Collect each line of the entries that holds the string "estas".
####
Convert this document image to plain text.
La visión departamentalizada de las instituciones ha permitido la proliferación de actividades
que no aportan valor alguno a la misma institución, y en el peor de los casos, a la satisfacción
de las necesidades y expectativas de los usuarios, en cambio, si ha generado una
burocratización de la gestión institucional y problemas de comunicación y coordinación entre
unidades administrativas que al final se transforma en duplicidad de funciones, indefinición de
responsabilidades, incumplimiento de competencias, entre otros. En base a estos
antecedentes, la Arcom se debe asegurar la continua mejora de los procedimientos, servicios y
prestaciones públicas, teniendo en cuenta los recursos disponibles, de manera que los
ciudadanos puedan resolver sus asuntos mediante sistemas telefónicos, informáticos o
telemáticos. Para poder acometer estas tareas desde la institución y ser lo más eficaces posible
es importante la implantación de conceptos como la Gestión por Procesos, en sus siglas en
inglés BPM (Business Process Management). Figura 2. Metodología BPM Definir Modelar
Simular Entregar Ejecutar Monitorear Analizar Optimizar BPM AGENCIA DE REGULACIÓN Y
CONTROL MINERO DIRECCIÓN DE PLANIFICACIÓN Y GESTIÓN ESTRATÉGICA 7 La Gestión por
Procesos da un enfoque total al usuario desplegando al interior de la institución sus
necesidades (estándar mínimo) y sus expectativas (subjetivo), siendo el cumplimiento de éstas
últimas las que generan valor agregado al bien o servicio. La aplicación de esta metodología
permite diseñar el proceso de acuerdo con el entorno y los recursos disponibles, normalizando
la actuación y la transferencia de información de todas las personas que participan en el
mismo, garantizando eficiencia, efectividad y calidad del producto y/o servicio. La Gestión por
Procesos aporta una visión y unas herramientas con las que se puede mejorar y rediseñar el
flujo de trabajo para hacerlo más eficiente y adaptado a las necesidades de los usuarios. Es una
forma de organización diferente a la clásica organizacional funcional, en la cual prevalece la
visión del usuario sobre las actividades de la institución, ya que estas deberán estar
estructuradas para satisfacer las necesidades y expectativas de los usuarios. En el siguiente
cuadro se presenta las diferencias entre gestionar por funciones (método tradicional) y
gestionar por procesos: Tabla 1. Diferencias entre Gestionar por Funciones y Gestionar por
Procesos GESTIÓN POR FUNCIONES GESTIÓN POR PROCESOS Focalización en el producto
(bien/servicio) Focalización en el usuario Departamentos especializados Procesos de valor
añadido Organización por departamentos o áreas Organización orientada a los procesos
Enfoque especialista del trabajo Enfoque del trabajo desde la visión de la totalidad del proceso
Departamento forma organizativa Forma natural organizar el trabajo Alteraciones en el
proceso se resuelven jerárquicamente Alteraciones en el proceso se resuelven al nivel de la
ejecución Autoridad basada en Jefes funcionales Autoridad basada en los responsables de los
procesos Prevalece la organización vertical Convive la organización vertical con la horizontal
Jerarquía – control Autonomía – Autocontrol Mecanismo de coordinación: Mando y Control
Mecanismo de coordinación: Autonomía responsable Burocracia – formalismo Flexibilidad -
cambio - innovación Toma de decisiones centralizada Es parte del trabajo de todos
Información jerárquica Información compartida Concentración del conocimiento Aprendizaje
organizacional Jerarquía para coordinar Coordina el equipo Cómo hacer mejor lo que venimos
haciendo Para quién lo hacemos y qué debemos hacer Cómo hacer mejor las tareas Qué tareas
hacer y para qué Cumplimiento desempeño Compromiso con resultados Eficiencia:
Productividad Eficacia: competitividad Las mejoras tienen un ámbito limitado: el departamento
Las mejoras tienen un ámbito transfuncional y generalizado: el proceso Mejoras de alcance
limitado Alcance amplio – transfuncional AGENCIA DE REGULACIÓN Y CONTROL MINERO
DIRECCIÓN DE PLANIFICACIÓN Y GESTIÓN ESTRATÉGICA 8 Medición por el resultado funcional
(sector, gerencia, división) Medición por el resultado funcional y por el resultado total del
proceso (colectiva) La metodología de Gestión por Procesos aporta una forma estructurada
####
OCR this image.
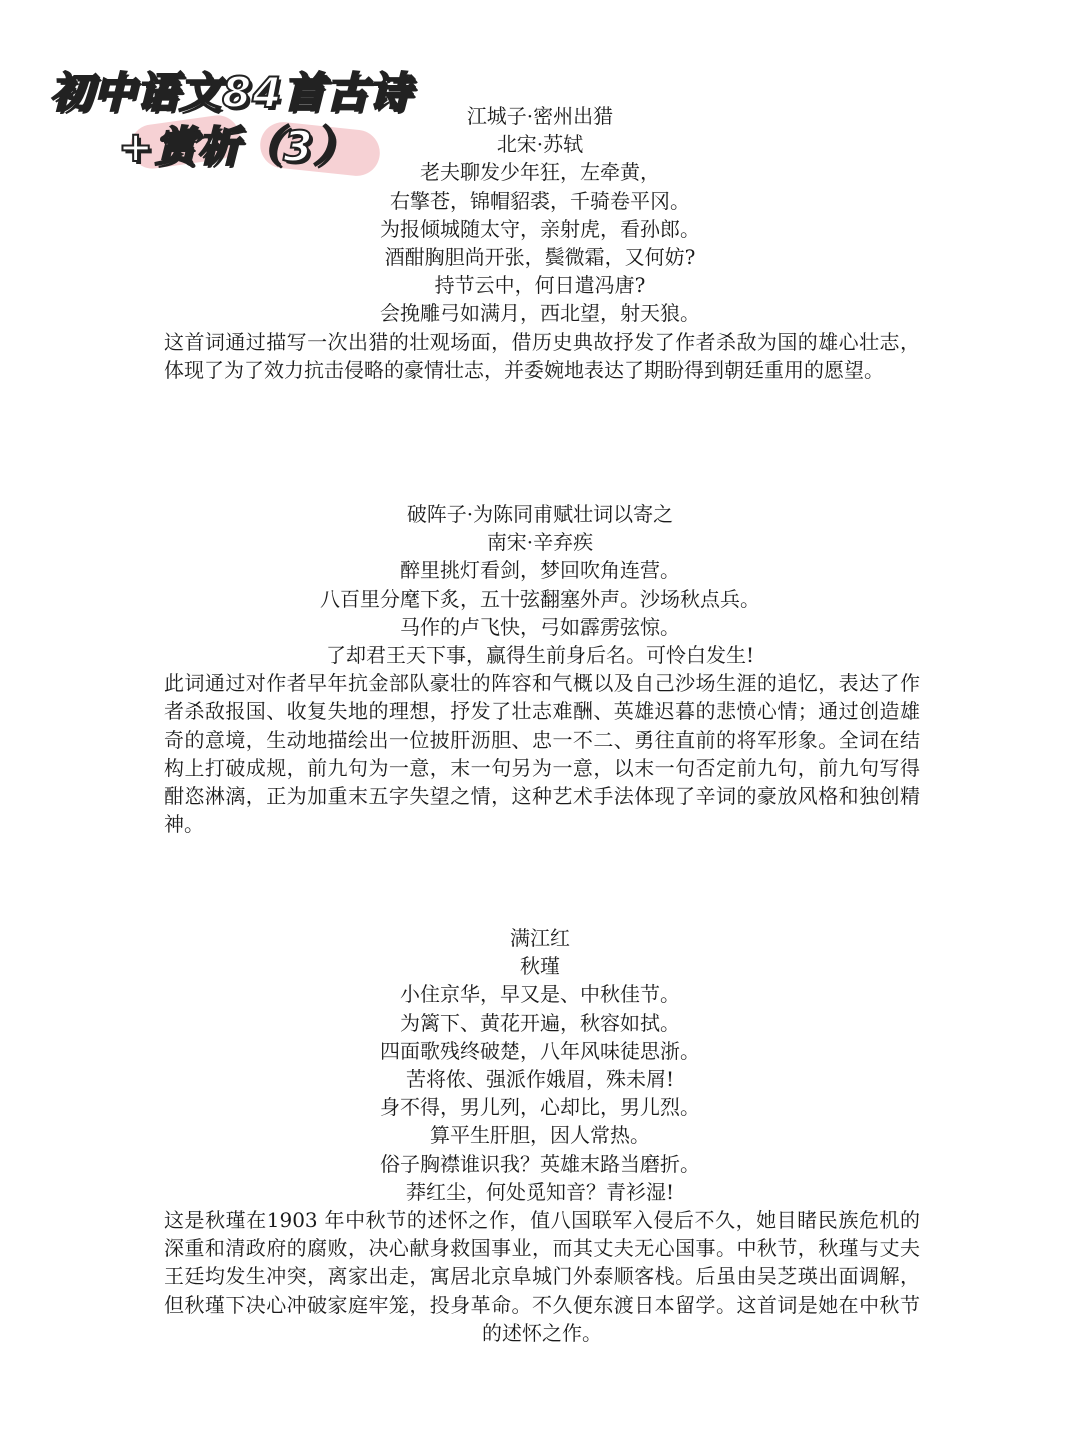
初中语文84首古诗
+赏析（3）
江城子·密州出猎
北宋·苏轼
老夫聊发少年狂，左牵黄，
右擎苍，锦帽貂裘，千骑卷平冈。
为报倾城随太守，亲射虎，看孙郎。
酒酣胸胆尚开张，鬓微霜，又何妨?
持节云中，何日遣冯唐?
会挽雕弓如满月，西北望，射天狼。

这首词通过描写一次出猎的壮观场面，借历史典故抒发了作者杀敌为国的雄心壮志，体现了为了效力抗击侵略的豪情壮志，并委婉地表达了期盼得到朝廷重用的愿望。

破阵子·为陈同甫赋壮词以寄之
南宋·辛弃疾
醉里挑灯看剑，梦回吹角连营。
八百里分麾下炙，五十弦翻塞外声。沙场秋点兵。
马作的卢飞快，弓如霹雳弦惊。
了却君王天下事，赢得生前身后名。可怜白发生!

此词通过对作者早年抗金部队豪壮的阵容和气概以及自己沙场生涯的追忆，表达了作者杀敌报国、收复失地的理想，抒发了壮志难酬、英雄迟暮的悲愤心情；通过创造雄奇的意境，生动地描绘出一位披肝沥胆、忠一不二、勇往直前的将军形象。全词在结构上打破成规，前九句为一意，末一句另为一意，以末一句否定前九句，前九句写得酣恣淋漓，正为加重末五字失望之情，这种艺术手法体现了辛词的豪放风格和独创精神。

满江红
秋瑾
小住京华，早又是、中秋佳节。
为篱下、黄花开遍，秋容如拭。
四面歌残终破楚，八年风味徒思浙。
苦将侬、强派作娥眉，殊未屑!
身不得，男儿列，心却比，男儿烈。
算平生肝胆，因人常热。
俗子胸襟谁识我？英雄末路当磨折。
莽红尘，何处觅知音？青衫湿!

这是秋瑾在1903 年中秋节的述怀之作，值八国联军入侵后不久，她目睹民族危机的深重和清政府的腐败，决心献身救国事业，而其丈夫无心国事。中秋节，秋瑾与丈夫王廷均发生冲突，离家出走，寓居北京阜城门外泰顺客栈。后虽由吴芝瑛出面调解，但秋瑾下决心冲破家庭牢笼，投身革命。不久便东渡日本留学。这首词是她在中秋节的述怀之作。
####
SOLUTION
telemáticos. Para poder acometer estas tareas desde la institución y ser lo más eficaces posible
visión del usuario sobre las actividades de la institución, ya que estas deberán estar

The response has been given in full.